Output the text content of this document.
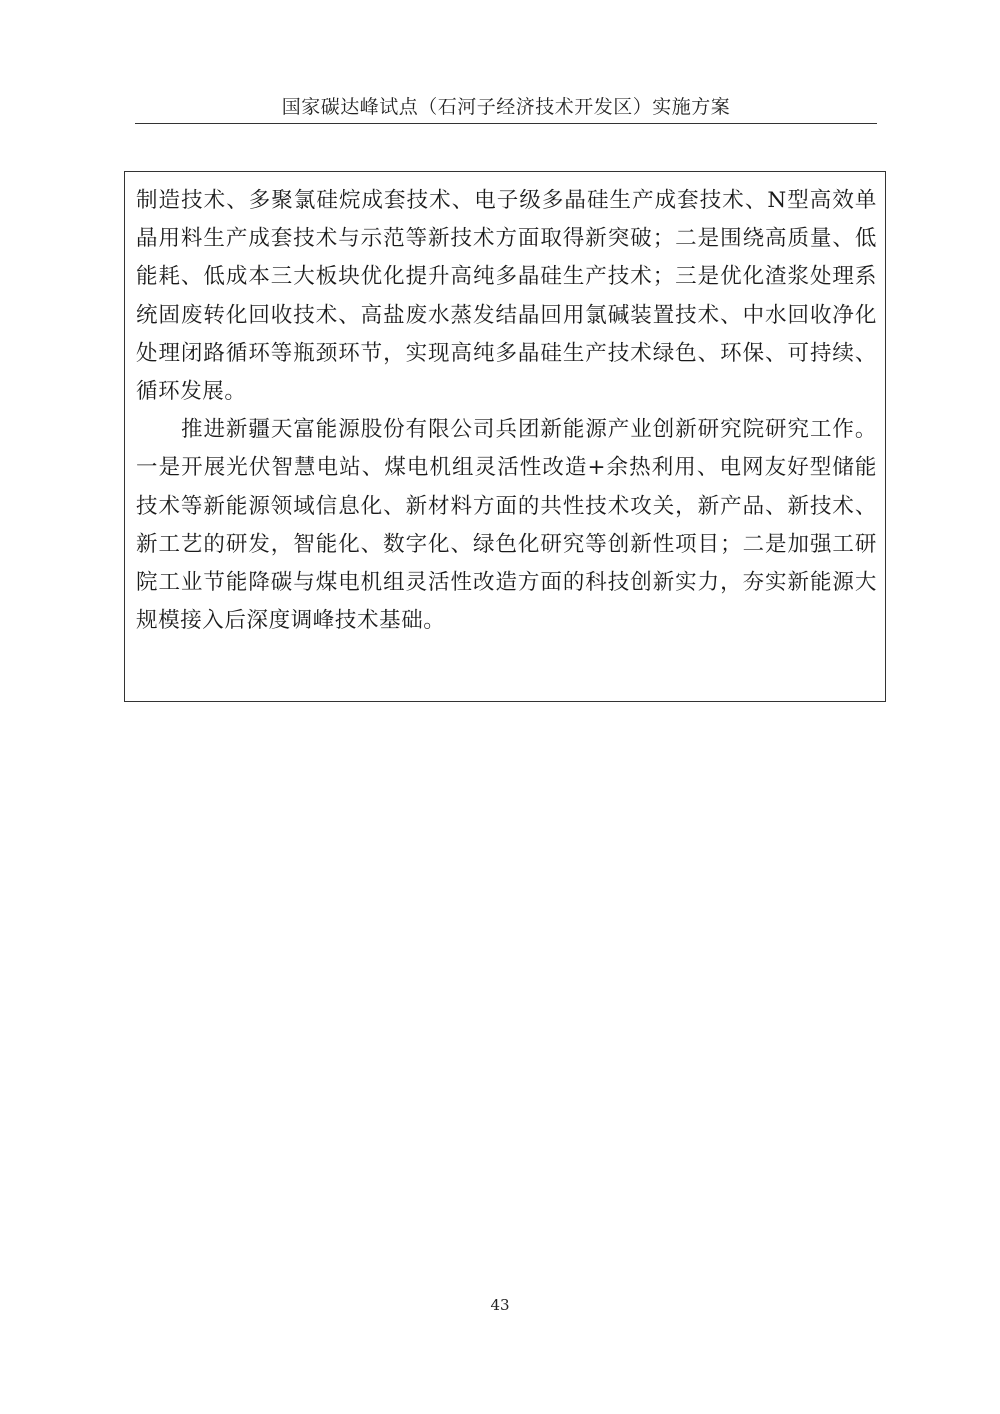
国家碳达峰试点（石河子经济技术开发区）实施方案

制造技术、多聚氯硅烷成套技术、电子级多晶硅生产成套技术、N型高效单晶用料生产成套技术与示范等新技术方面取得新突破；二是围绕高质量、低能耗、低成本三大板块优化提升高纯多晶硅生产技术；三是优化渣浆处理系统固废转化回收技术、高盐废水蒸发结晶回用氯碱装置技术、中水回收净化处理闭路循环等瓶颈环节，实现高纯多晶硅生产技术绿色、环保、可持续、循环发展。

推进新疆天富能源股份有限公司兵团新能源产业创新研究院研究工作。一是开展光伏智慧电站、煤电机组灵活性改造+余热利用、电网友好型储能技术等新能源领域信息化、新材料方面的共性技术攻关，新产品、新技术、新工艺的研发，智能化、数字化、绿色化研究等创新性项目；二是加强工研院工业节能降碳与煤电机组灵活性改造方面的科技创新实力，夯实新能源大规模接入后深度调峰技术基础。

43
####################
→ STATED TASK:
Copy the records exactly. Skip the pictures.

→ COMPLETE ANSWER:
Output the text content of this document.
国家碳达峰试点（石河子经济技术开发区）实施方案

制造技术、多聚氯硅烷成套技术、电子级多晶硅生产成套技术、N型高效单晶用料生产成套技术与示范等新技术方面取得新突破；二是围绕高质量、低能耗、低成本三大板块优化提升高纯多晶硅生产技术；三是优化渣浆处理系统固废转化回收技术、高盐废水蒸发结晶回用氯碱装置技术、中水回收净化处理闭路循环等瓶颈环节，实现高纯多晶硅生产技术绿色、环保、可持续、循环发展。

推进新疆天富能源股份有限公司兵团新能源产业创新研究院研究工作。一是开展光伏智慧电站、煤电机组灵活性改造+余热利用、电网友好型储能技术等新能源领域信息化、新材料方面的共性技术攻关，新产品、新技术、新工艺的研发，智能化、数字化、绿色化研究等创新性项目；二是加强工研院工业节能降碳与煤电机组灵活性改造方面的科技创新实力，夯实新能源大规模接入后深度调峰技术基础。

43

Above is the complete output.